◆ **Problem statement**:
Omit the pictures and output every entry below exactly as written.
═══ Data shown
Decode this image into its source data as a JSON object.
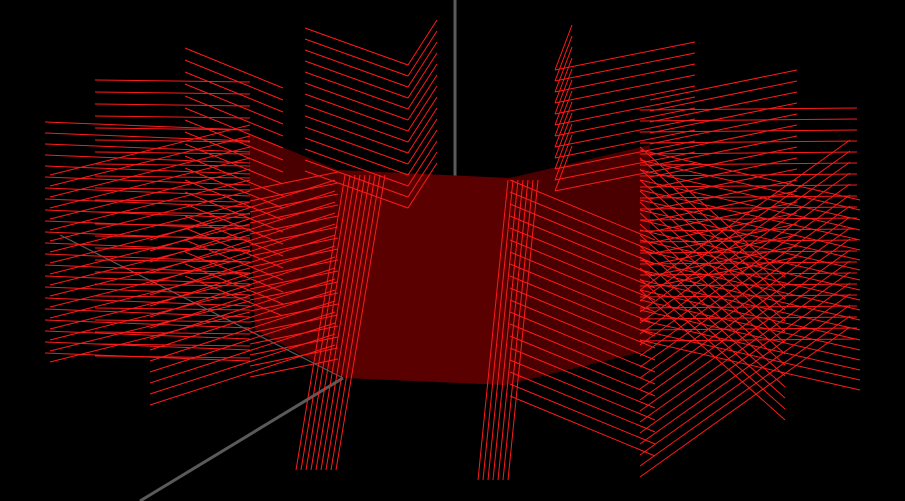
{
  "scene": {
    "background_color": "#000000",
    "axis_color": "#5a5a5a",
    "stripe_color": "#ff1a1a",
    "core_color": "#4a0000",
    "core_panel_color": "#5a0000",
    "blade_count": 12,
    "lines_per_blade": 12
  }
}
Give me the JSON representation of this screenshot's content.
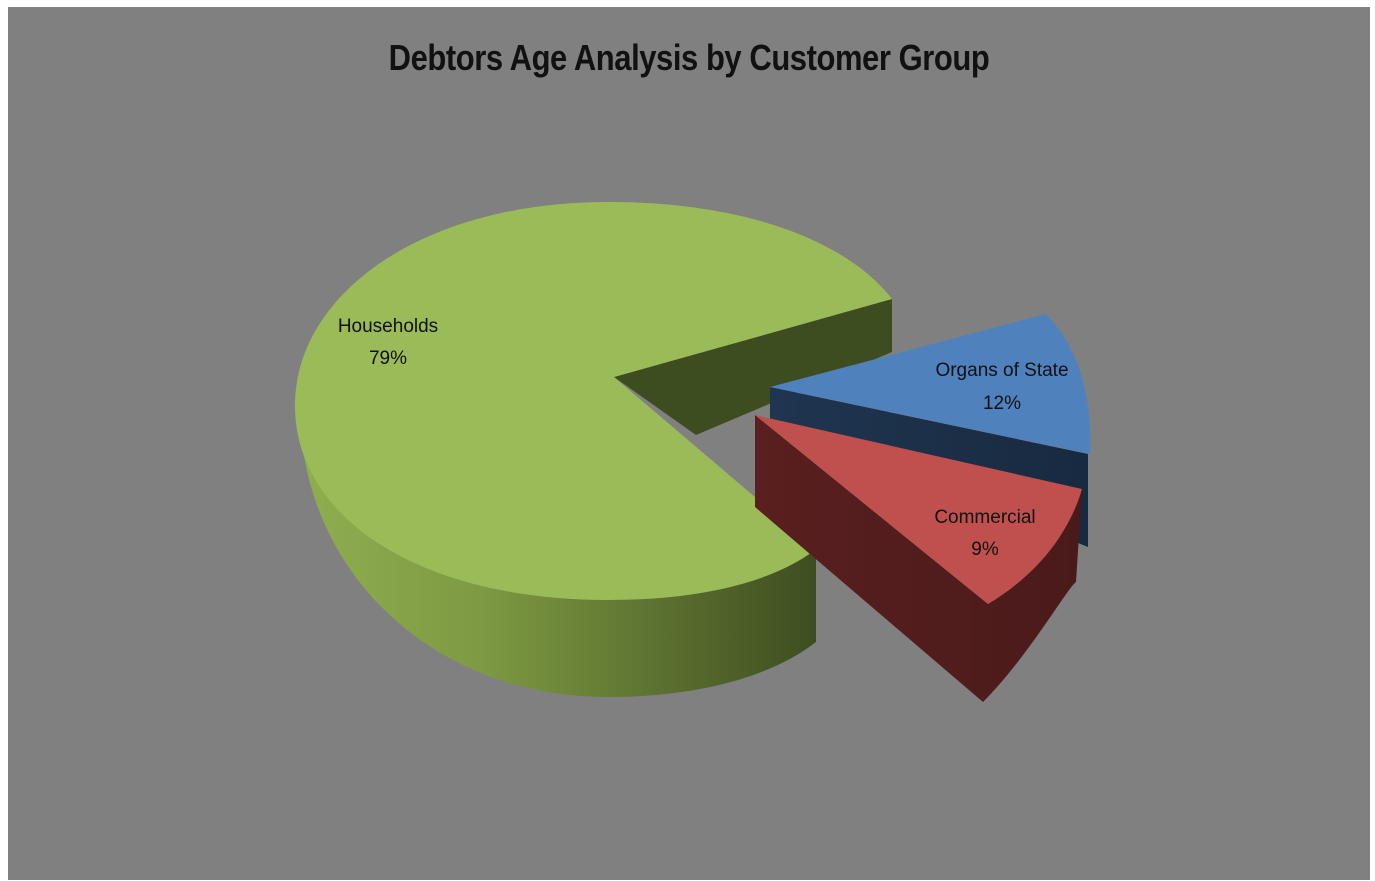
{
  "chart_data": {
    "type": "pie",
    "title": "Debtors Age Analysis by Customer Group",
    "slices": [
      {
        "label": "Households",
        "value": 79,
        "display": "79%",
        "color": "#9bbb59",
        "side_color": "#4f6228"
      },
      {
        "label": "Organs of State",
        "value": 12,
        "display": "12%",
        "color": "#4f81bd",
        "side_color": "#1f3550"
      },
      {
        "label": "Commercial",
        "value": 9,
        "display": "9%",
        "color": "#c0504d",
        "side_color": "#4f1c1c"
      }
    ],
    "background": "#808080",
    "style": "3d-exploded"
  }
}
══════
◆ **Solution for this task**:
Decode this image into its source data as a JSON object.
{
  "scene": {
    "background_color": "#000000",
    "axis_color": "#5a5a5a",
    "stripe_color": "#ff1a1a",
    "core_color": "#4a0000",
    "core_panel_color": "#5a0000",
    "blade_count": 12,
    "lines_per_blade": 12
  }
}
Give me the JSON representation of this screenshot's content.
{
  "chart_data": {
    "type": "pie",
    "title": "Debtors Age Analysis by Customer Group",
    "slices": [
      {
        "label": "Households",
        "value": 79,
        "display": "79%",
        "color": "#9bbb59",
        "side_color": "#4f6228"
      },
      {
        "label": "Organs of State",
        "value": 12,
        "display": "12%",
        "color": "#4f81bd",
        "side_color": "#1f3550"
      },
      {
        "label": "Commercial",
        "value": 9,
        "display": "9%",
        "color": "#c0504d",
        "side_color": "#4f1c1c"
      }
    ],
    "background": "#808080",
    "style": "3d-exploded"
  }
}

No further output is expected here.